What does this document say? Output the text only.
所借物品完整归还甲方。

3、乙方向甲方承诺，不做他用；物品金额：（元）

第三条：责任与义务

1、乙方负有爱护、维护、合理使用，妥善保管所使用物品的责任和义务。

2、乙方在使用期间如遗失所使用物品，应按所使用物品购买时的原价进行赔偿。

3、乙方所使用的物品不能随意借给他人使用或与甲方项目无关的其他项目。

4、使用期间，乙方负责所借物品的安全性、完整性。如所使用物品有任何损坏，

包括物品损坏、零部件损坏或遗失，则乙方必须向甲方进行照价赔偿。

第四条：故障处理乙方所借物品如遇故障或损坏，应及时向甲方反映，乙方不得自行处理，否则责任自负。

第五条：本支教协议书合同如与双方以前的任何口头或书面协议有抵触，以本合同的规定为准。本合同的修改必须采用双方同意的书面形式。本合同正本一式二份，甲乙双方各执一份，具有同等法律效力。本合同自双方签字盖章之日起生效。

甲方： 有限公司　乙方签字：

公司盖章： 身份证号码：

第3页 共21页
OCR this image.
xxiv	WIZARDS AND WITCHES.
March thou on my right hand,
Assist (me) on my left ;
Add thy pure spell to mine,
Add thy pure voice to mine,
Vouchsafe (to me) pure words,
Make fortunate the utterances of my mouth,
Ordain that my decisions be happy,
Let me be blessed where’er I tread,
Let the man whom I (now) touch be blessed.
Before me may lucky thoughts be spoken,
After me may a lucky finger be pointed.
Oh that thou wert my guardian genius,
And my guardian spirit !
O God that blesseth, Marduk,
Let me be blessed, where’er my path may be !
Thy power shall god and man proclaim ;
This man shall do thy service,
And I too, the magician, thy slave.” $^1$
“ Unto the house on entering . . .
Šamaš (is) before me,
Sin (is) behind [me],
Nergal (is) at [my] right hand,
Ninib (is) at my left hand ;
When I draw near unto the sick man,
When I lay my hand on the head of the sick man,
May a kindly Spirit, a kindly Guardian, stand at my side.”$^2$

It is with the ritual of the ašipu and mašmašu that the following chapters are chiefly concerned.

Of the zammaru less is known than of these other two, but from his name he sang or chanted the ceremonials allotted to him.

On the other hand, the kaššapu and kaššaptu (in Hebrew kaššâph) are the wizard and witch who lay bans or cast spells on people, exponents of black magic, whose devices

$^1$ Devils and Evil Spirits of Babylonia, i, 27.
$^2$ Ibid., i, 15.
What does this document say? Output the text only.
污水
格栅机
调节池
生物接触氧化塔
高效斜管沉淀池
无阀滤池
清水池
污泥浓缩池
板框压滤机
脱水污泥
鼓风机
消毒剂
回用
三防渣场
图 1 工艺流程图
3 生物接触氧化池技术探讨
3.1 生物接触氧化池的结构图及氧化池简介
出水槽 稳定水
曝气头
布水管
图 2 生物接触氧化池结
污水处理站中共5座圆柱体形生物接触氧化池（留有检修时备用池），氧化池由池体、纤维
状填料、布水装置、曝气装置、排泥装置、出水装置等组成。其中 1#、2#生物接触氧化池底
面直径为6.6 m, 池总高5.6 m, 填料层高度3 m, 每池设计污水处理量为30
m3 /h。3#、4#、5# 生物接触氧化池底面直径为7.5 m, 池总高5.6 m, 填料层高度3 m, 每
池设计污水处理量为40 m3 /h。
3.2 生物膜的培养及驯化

---------------

### EXERCISE REQUIREMENTS:
Go through the entries and repeat each one exactly.

### SOLUTION FOR THIS EXERCISE:
What does this document say? Output the text only.
所借物品完整归还甲方。

3、乙方向甲方承诺，不做他用；物品金额：（元）

第三条：责任与义务

1、乙方负有爱护、维护、合理使用，妥善保管所使用物品的责任和义务。

2、乙方在使用期间如遗失所使用物品，应按所使用物品购买时的原价进行赔偿。

3、乙方所使用的物品不能随意借给他人使用或与甲方项目无关的其他项目。

4、使用期间，乙方负责所借物品的安全性、完整性。如所使用物品有任何损坏，

包括物品损坏、零部件损坏或遗失，则乙方必须向甲方进行照价赔偿。

第四条：故障处理乙方所借物品如遇故障或损坏，应及时向甲方反映，乙方不得自行处理，否则责任自负。

第五条：本支教协议书合同如与双方以前的任何口头或书面协议有抵触，以本合同的规定为准。本合同的修改必须采用双方同意的书面形式。本合同正本一式二份，甲乙双方各执一份，具有同等法律效力。本合同自双方签字盖章之日起生效。

甲方： 有限公司　乙方签字：

公司盖章： 身份证号码：

第3页 共21页
OCR this image.
xxiv	WIZARDS AND WITCHES.
March thou on my right hand,
Assist (me) on my left ;
Add thy pure spell to mine,
Add thy pure voice to mine,
Vouchsafe (to me) pure words,
Make fortunate the utterances of my mouth,
Ordain that my decisions be happy,
Let me be blessed where’er I tread,
Let the man whom I (now) touch be blessed.
Before me may lucky thoughts be spoken,
After me may a lucky finger be pointed.
Oh that thou wert my guardian genius,
And my guardian spirit !
O God that blesseth, Marduk,
Let me be blessed, where’er my path may be !
Thy power shall god and man proclaim ;
This man shall do thy service,
And I too, the magician, thy slave.” $^1$
“ Unto the house on entering . . .
Šamaš (is) before me,
Sin (is) behind [me],
Nergal (is) at [my] right hand,
Ninib (is) at my left hand ;
When I draw near unto the sick man,
When I lay my hand on the head of the sick man,
May a kindly Spirit, a kindly Guardian, stand at my side.”$^2$

It is with the ritual of the ašipu and mašmašu that the following chapters are chiefly concerned.

Of the zammaru less is known than of these other two, but from his name he sang or chanted the ceremonials allotted to him.

On the other hand, the kaššapu and kaššaptu (in Hebrew kaššâph) are the wizard and witch who lay bans or cast spells on people, exponents of black magic, whose devices

$^1$ Devils and Evil Spirits of Babylonia, i, 27.
$^2$ Ibid., i, 15.
What does this document say? Output the text only.
污水
格栅机
调节池
生物接触氧化塔
高效斜管沉淀池
无阀滤池
清水池
污泥浓缩池
板框压滤机
脱水污泥
鼓风机
消毒剂
回用
三防渣场
图 1 工艺流程图
3 生物接触氧化池技术探讨
3.1 生物接触氧化池的结构图及氧化池简介
出水槽 稳定水
曝气头
布水管
图 2 生物接触氧化池结
污水处理站中共5座圆柱体形生物接触氧化池（留有检修时备用池），氧化池由池体、纤维
状填料、布水装置、曝气装置、排泥装置、出水装置等组成。其中 1#、2#生物接触氧化池底
面直径为6.6 m, 池总高5.6 m, 填料层高度3 m, 每池设计污水处理量为30
m3 /h。3#、4#、5# 生物接触氧化池底面直径为7.5 m, 池总高5.6 m, 填料层高度3 m, 每
池设计污水处理量为40 m3 /h。
3.2 生物膜的培养及驯化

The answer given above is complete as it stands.